* MATERIAL SUPPLIED
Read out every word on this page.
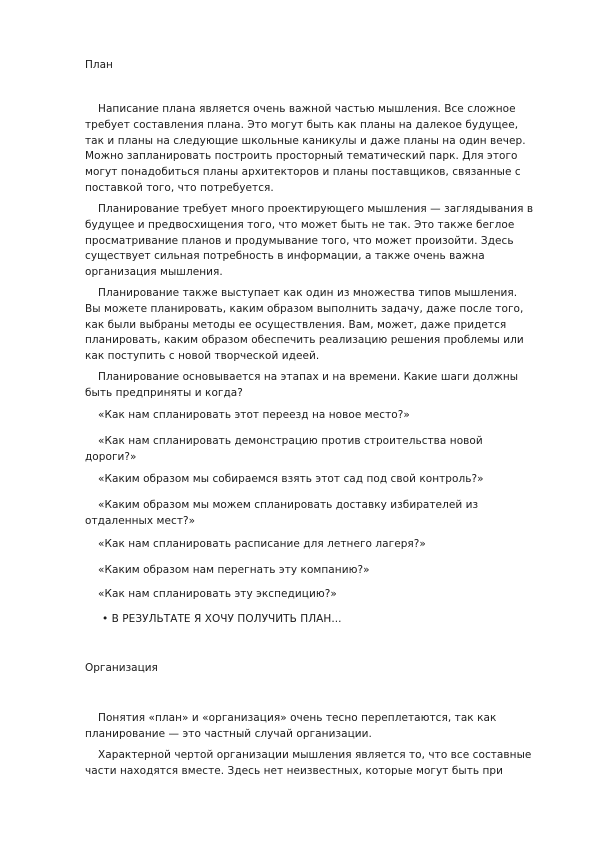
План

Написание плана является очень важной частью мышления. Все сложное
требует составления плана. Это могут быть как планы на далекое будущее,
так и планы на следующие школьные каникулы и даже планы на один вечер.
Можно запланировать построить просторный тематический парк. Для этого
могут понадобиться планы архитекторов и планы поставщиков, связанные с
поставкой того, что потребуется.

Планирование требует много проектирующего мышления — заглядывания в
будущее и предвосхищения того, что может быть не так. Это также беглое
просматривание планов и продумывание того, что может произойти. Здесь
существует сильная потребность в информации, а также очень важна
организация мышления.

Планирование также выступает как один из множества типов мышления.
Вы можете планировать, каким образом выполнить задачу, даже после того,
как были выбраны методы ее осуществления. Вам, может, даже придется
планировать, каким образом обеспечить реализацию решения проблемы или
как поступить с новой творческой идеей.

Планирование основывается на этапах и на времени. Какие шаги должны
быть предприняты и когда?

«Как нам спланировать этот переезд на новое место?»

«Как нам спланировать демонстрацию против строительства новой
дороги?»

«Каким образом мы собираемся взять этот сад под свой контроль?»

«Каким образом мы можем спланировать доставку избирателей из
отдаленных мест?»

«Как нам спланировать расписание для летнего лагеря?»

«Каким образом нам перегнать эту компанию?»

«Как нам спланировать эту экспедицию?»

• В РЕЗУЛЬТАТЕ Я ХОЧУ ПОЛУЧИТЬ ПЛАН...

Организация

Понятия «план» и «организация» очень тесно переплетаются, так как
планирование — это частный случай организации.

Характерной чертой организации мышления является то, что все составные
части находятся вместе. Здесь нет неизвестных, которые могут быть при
--
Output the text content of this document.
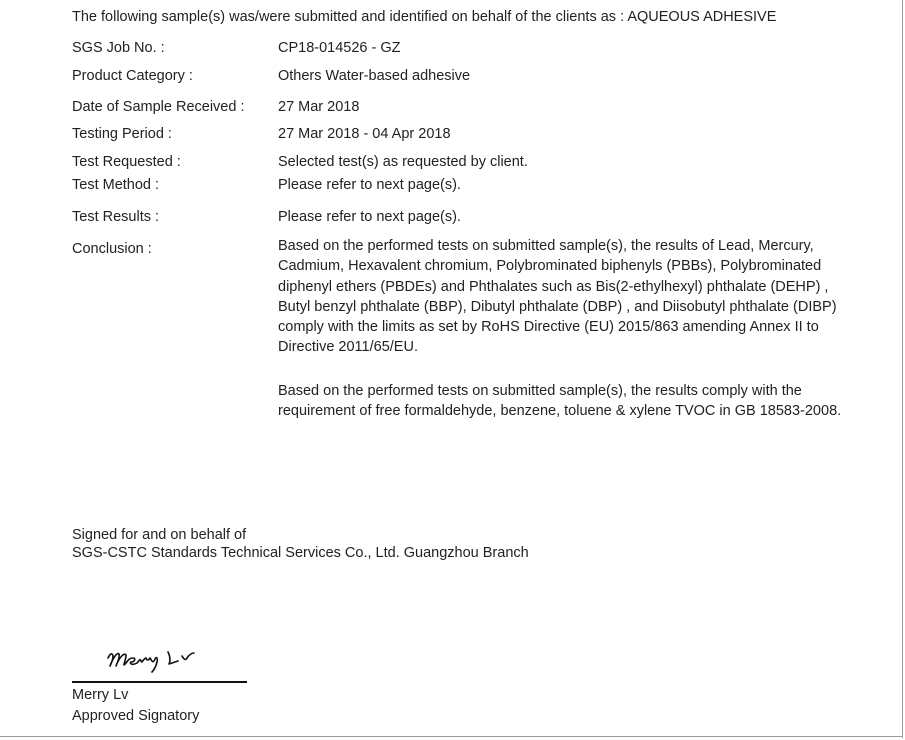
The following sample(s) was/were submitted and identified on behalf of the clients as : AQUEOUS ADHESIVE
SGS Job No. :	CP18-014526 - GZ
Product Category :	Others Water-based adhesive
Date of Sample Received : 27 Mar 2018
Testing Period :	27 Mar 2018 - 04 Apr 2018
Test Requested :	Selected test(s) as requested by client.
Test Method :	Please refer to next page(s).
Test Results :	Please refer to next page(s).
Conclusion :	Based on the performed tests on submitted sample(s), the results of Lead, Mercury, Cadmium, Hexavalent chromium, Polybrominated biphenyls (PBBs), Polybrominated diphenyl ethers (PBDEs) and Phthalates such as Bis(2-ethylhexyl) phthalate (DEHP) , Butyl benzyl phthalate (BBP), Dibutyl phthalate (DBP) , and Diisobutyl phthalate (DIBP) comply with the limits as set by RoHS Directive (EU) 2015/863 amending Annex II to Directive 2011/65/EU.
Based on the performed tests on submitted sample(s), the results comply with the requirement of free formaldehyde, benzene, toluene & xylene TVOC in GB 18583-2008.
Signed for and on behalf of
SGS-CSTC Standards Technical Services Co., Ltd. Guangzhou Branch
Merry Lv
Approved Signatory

* WRITTEN TASK
Count the lines that hold the string "плана" and state that number alone.

* ANSWER BELOW
2